LondonJax · 13/10/2013 13:18

I’ve been trawling around the internet trying to find an answer to an urgent question but I’m either not asking the right question or I’m going to the wrong places. So can any MNs help me?
Background stuff first so I hopefully won’t be drip feeding. My mum is in her eighties, she has diabetes and injects insulin twice a day. She had a heart attack last year and had a stent fitted so also takes Warfarin and another three or four tablets a day. I set out her weekly tablet box, she administers from that. I also do her weekly shopping for her or take her to the shops if she’s up to it.
A couple of weeks ago she had a problem with her right leg which the GP diagnosed as sciatica. She was on medication but it made her woozy so she’s just resting the leg and using paracetomol now on doctor’s orders. Last week I took her to the GP as she was slurring her words and her face was twisting. He confirmed that it wasn’t a stroke – I’d done the FAST test they talk about on the TV and she was able to pass that easily so I guessed it wasn’t. The GP believed it was a trapped nerve which will go over time.
Usually mum looks after herself (apart from appointments and the shop/meds stuff that I do) so we’re very lucky. She lives in a council run sheltered housing scheme near me – we got her a place last year as she was over a hundred miles away previously. She’s on state pension, no proper savings (less than £5K). She cooks for herself and does her own laundry. The sheltered housing has one of those emergency help line via a pendant schemes.

============

> **Brief A**:
Quote the forum post from "A couple of" to "go over time.", including both of those phrases.
> **Brief B**:
Answer these questions from the forum post:
(i) How many times a day does the mother inject insulin?
(ii) What did the GP diagnose the problem with her right leg as?
(iii) How far away did the mother live before getting her sheltered housing place?
> **Brief C**:
Rewrite the paragraph of the forum post that begins "Usually mum looks after herself" as a short list that keeps its main facts.

> **Data under study**:
============

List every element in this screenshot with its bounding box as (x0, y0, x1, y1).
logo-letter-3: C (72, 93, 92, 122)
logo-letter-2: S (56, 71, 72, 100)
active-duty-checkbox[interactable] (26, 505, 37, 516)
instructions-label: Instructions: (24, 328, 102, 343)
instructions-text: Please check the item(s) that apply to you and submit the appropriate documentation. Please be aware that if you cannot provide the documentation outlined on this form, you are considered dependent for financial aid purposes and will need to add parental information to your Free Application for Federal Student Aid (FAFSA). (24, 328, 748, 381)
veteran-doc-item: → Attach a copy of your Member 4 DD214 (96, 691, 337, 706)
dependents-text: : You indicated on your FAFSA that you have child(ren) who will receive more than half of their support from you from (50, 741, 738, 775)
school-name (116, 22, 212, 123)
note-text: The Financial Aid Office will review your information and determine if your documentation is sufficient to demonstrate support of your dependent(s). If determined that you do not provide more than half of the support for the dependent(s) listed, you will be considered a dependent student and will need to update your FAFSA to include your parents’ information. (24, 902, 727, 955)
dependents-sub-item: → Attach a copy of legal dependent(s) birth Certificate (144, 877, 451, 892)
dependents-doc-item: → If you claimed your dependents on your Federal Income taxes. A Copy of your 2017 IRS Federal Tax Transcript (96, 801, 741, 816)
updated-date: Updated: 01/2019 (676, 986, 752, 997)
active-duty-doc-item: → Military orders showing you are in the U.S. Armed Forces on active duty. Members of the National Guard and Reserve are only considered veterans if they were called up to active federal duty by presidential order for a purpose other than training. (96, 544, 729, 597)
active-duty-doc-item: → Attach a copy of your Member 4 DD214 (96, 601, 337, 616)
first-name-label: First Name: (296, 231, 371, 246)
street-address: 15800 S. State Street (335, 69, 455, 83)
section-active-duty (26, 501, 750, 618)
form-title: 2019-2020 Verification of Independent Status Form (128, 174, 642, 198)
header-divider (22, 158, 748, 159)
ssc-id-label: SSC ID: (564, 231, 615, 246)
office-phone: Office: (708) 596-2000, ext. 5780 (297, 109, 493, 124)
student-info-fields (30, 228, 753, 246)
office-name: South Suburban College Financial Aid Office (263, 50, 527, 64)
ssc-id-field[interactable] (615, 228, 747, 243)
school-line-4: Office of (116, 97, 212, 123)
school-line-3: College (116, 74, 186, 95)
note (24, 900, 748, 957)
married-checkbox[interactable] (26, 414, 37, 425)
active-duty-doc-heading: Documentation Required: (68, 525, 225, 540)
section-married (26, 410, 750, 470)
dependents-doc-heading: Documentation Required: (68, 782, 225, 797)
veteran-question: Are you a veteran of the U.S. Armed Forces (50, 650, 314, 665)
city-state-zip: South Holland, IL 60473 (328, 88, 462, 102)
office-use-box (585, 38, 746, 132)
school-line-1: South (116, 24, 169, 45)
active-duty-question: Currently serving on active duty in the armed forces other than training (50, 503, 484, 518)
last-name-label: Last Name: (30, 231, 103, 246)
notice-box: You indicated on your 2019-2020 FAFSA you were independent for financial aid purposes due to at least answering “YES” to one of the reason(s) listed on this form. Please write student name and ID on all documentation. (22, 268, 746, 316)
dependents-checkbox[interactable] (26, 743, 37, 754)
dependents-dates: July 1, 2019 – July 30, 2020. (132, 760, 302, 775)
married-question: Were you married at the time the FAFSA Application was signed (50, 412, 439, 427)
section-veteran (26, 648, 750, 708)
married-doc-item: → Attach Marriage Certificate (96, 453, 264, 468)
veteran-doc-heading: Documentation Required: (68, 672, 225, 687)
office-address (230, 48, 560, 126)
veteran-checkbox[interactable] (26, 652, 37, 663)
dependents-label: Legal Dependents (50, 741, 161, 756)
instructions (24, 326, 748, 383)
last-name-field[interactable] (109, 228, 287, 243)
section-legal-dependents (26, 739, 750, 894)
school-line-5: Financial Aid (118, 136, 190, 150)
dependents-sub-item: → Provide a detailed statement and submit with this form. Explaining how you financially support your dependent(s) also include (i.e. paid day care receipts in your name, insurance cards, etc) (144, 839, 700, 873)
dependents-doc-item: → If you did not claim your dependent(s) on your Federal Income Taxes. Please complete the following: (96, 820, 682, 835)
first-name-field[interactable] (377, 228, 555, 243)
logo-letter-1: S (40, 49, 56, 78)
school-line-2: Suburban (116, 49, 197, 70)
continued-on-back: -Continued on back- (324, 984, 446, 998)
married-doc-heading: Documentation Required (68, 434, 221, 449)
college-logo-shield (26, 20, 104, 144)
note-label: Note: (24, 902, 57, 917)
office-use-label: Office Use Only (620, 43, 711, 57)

============

> **Response A**:
A couple of weeks ago she had a problem with her right leg which the GP diagnosed as sciatica. She was on medication but it made her woozy so she’s just resting the leg and using paracetomol now on doctor’s orders. Last week I took her to the GP as she was slurring her words and her face was twisting. He confirmed that it wasn’t a stroke – I’d done the FAST test they talk about on the TV and she was able to pass that easily so I guessed it wasn’t. The GP believed it was a trapped nerve which will go over time.

> **Response B**:
(i) Twice a day.
(ii) Sciatica.
(iii) Over a hundred miles away.

> **Response C**:
- The mother usually looks after herself. The writer handles appointments, shopping and medication.
- She lives in council-run sheltered housing near the writer. She got the place last year and had previously lived over a hundred miles away.
- She is on the state pension and has less than £5K in savings.
- She cooks for herself and does her own laundry.
- The housing has an emergency helpline scheme that works through a pendant.